--- Aim of the task ---
Quote the entries word for word. Omit the pictures.

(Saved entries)
##############################
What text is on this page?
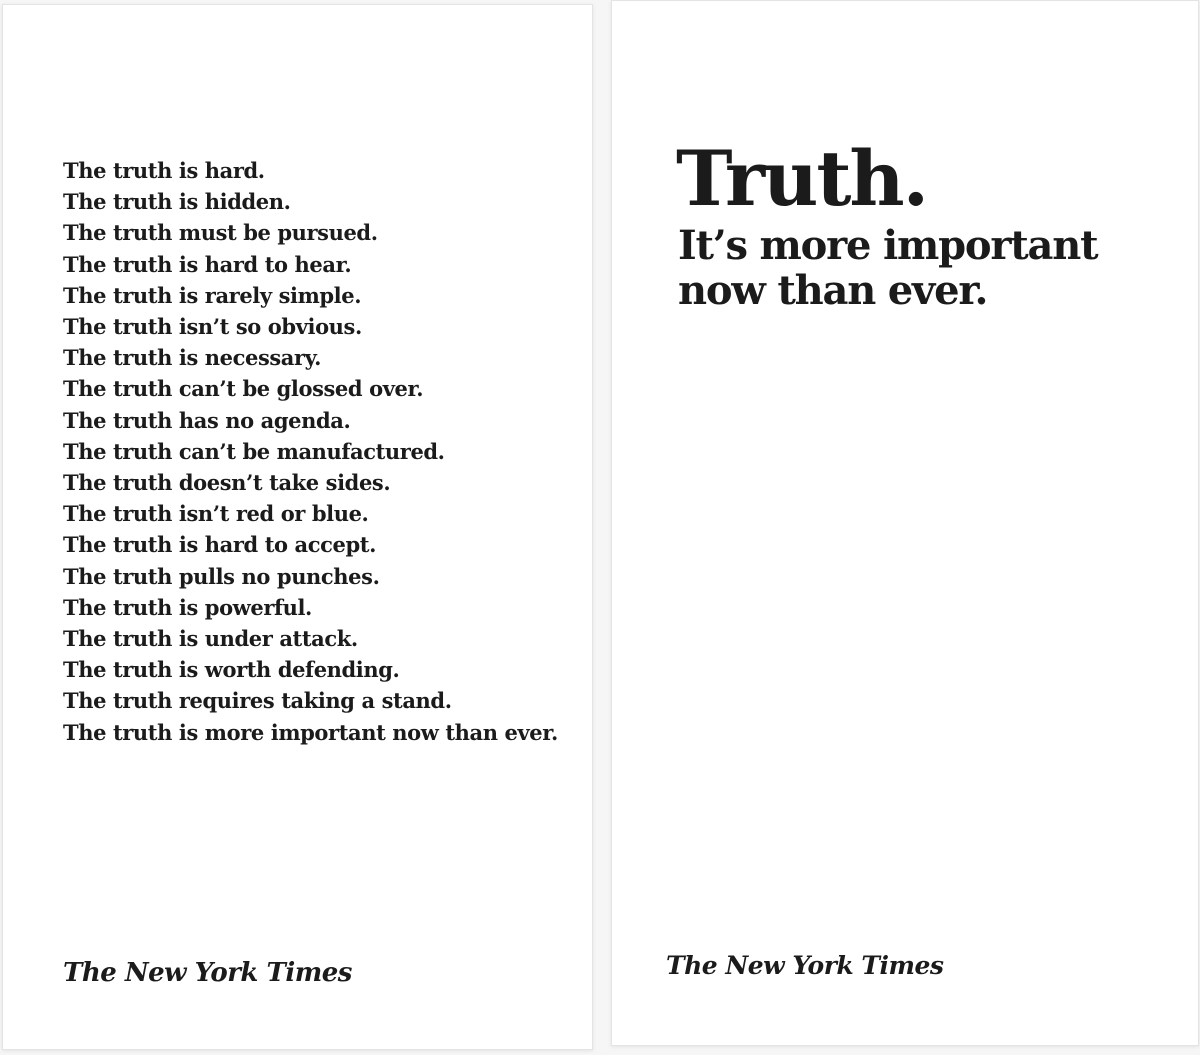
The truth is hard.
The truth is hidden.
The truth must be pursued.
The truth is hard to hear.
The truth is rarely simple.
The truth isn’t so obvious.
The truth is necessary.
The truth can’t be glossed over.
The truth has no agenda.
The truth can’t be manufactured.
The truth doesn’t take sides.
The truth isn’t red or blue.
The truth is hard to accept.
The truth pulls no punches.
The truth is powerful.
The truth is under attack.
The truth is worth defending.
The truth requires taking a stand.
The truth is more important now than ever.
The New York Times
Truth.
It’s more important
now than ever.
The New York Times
##############################
--- Output ---
What text is on this page?
The truth is hard.
The truth is hidden.
The truth must be pursued.
The truth is hard to hear.
The truth is rarely simple.
The truth isn’t so obvious.
The truth is necessary.
The truth can’t be glossed over.
The truth has no agenda.
The truth can’t be manufactured.
The truth doesn’t take sides.
The truth isn’t red or blue.
The truth is hard to accept.
The truth pulls no punches.
The truth is powerful.
The truth is under attack.
The truth is worth defending.
The truth requires taking a stand.
The truth is more important now than ever.
The New York Times
Truth.
It’s more important
now than ever.
The New York Times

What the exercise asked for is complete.